[Data entries for graphics]
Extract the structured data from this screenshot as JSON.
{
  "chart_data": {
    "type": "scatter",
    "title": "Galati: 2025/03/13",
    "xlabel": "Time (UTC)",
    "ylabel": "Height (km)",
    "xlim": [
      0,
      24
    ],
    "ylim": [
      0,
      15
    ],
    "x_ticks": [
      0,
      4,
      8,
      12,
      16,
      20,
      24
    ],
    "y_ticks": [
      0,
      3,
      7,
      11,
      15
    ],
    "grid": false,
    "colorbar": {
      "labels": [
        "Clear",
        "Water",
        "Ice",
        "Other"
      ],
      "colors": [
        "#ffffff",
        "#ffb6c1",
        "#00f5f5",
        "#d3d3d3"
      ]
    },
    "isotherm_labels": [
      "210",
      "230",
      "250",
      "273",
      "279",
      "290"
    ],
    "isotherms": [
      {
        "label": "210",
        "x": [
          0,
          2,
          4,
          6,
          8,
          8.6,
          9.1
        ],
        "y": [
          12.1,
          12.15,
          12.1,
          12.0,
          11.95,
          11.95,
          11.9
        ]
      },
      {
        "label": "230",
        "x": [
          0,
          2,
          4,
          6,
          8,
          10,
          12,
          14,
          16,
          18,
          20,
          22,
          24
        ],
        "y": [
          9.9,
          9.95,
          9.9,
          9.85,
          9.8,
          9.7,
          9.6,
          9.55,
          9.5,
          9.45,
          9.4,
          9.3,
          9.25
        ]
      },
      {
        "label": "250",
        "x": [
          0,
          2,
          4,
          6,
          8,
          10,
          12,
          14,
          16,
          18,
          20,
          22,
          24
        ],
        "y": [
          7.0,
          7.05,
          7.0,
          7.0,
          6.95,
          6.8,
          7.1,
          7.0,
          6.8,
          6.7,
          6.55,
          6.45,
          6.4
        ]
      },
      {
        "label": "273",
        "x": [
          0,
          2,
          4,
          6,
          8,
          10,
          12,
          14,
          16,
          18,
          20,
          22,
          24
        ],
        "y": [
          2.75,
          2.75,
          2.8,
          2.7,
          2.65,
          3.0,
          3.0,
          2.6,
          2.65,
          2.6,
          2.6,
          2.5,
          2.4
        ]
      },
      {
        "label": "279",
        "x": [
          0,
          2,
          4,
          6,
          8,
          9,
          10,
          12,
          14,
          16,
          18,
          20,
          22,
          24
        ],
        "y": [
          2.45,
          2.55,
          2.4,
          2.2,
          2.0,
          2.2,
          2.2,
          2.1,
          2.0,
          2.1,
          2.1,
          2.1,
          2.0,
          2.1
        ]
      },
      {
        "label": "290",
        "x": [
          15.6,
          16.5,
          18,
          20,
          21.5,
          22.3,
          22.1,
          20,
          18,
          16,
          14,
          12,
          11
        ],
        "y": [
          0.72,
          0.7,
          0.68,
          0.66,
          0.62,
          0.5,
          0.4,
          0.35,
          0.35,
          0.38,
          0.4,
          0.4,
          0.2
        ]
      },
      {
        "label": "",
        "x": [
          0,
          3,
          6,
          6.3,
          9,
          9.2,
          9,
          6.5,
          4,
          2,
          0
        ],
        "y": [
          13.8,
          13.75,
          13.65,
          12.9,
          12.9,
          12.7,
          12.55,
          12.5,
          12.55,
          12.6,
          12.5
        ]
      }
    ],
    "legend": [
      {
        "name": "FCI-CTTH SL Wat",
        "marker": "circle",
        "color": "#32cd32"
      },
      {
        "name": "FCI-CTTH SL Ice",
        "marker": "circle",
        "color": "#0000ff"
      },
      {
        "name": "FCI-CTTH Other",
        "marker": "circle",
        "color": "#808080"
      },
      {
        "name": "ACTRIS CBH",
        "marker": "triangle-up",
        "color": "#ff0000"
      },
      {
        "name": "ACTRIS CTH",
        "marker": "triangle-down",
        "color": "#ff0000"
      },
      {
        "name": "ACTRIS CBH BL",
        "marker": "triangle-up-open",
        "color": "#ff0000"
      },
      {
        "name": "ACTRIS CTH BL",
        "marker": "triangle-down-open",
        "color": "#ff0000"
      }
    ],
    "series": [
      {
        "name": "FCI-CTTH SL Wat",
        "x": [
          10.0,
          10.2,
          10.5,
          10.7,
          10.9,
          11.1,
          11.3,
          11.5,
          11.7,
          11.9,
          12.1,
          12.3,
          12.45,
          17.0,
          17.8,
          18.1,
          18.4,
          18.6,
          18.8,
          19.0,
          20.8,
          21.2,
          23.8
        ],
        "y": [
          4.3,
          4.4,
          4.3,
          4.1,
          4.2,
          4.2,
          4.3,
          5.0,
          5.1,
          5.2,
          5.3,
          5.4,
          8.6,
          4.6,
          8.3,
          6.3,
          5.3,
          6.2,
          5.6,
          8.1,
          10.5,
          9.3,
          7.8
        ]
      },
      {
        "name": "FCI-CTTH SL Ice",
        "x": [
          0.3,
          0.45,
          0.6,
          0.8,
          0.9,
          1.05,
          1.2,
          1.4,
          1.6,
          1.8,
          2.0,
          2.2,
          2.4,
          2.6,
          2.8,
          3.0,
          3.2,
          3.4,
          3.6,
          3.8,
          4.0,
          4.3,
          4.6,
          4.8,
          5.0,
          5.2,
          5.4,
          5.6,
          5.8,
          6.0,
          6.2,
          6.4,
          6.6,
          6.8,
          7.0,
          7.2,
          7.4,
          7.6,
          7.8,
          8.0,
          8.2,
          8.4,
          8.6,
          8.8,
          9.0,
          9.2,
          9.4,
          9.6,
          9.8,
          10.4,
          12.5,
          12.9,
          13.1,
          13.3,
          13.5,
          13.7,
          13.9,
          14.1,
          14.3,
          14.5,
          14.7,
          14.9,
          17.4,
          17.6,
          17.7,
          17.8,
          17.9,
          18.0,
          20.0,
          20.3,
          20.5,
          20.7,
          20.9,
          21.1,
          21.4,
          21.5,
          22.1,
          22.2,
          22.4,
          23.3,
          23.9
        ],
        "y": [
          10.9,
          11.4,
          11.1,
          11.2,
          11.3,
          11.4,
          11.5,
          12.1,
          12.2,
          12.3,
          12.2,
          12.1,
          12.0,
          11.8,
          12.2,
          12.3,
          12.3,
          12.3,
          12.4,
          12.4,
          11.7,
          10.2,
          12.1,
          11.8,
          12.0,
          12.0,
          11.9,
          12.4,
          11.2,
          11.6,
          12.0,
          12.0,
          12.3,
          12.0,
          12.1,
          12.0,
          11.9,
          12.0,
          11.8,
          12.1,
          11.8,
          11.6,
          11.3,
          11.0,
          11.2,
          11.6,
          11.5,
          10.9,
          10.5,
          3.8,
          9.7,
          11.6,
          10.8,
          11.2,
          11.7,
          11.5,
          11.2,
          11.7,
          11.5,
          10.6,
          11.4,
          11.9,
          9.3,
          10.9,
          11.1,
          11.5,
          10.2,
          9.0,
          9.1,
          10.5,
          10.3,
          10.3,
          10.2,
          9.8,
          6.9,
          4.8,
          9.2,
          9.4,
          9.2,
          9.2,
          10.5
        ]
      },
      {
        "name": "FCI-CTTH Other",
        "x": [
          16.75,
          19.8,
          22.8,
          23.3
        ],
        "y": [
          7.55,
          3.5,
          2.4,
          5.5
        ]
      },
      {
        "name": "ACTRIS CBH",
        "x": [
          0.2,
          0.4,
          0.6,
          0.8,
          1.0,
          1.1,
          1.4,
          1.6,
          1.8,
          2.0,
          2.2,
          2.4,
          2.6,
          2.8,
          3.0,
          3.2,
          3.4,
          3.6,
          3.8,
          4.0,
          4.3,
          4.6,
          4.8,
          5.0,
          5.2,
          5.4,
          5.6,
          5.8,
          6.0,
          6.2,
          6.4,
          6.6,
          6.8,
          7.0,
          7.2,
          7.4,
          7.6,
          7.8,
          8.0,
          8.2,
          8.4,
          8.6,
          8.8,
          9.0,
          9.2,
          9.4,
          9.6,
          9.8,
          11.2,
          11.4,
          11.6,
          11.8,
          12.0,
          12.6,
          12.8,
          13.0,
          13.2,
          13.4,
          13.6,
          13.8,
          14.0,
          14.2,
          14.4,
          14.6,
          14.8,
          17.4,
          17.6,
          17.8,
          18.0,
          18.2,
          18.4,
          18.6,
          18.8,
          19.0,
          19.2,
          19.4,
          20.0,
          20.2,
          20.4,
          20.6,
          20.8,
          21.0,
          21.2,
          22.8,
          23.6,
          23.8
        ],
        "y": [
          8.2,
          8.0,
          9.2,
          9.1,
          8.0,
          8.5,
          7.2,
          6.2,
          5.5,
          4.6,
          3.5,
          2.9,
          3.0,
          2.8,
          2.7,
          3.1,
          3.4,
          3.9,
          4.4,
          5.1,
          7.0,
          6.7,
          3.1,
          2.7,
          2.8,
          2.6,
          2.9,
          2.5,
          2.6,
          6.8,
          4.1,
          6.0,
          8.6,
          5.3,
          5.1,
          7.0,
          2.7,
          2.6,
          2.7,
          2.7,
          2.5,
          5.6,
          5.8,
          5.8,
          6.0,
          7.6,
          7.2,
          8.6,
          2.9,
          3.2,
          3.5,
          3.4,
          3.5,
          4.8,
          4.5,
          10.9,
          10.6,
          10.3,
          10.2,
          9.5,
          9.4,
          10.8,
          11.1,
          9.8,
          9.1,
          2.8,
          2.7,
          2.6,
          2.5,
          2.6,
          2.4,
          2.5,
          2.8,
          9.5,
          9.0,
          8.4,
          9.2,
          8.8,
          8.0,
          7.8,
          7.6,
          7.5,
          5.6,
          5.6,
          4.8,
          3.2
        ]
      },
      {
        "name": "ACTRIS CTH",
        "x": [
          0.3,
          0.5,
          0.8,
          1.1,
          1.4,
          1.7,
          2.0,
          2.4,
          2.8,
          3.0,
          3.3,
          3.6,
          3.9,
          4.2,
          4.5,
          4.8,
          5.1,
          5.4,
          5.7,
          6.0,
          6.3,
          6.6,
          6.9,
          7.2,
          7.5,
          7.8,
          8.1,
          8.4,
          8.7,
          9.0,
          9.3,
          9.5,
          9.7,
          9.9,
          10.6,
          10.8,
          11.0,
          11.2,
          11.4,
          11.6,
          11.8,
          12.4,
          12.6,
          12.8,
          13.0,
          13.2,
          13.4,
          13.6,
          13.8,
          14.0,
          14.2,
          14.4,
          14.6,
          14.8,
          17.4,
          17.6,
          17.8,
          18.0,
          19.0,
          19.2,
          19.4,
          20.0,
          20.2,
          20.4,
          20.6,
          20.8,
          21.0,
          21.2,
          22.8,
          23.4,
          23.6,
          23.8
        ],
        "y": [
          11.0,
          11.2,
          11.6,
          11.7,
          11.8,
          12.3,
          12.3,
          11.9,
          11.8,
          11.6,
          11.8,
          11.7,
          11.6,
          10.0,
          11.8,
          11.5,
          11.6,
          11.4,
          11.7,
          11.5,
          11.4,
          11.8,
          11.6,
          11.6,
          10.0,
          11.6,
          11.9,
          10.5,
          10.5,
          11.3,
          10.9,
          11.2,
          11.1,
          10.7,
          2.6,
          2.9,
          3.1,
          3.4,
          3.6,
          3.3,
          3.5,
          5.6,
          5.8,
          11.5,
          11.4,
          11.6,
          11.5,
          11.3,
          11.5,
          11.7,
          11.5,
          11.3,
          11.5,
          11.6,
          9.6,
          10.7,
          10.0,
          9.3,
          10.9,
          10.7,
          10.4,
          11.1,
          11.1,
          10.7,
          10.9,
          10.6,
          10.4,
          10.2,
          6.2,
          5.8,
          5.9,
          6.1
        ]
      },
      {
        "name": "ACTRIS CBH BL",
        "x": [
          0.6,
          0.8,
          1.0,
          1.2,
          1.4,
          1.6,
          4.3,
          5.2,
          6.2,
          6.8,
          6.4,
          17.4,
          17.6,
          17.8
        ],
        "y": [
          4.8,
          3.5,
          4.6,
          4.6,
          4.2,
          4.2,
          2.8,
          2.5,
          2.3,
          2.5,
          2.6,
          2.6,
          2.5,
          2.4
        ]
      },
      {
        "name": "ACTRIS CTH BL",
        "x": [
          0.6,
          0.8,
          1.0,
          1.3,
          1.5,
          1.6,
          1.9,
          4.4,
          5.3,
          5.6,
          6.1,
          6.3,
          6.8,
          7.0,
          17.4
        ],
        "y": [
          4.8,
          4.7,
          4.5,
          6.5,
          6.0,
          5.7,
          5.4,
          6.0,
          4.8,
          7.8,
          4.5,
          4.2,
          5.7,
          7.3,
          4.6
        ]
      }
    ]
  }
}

§ WHAT TO WORK ON: Scan the lines for the string "open". Pick out every line that has it.

§ RESULT:
        "marker": "triangle-up-open",
        "marker": "triangle-down-open",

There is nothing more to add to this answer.